WORK INSTRUCTIONS »
Gather all lines from the material that contain "date".

======== PROVIDED RECORDS

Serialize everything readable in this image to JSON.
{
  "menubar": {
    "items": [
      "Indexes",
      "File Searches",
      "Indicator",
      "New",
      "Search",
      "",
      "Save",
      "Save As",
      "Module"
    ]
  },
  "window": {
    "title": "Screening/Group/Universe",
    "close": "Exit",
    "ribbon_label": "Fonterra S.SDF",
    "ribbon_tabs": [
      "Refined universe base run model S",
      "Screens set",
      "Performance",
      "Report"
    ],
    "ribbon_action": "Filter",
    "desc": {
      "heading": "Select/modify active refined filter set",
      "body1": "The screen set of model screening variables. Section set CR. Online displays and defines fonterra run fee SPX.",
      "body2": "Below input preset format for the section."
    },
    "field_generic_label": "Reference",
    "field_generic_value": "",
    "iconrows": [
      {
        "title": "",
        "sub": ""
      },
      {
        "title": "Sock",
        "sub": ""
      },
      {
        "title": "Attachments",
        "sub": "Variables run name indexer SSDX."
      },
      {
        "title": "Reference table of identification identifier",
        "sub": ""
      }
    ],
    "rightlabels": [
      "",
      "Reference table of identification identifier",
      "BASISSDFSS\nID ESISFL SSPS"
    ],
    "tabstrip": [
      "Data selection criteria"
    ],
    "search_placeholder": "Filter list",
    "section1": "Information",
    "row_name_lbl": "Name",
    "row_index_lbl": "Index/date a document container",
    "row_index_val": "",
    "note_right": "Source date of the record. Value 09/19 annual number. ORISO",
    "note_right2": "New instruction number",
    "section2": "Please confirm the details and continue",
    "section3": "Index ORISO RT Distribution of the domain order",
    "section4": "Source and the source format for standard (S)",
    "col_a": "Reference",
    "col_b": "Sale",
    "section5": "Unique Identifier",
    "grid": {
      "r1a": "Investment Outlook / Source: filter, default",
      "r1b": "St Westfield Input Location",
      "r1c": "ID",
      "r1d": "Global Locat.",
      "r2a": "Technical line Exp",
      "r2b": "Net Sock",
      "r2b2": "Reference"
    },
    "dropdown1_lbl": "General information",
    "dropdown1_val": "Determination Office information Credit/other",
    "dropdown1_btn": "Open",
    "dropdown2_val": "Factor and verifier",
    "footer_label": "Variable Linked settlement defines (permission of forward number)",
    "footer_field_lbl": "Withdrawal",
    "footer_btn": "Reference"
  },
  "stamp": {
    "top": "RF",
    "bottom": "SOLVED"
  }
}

================

RESULT OF THE EXERCISE »
    "row_index_lbl": "Index/date a document container",
    "note_right": "Source date of the record. Value 09/19 annual number. ORISO",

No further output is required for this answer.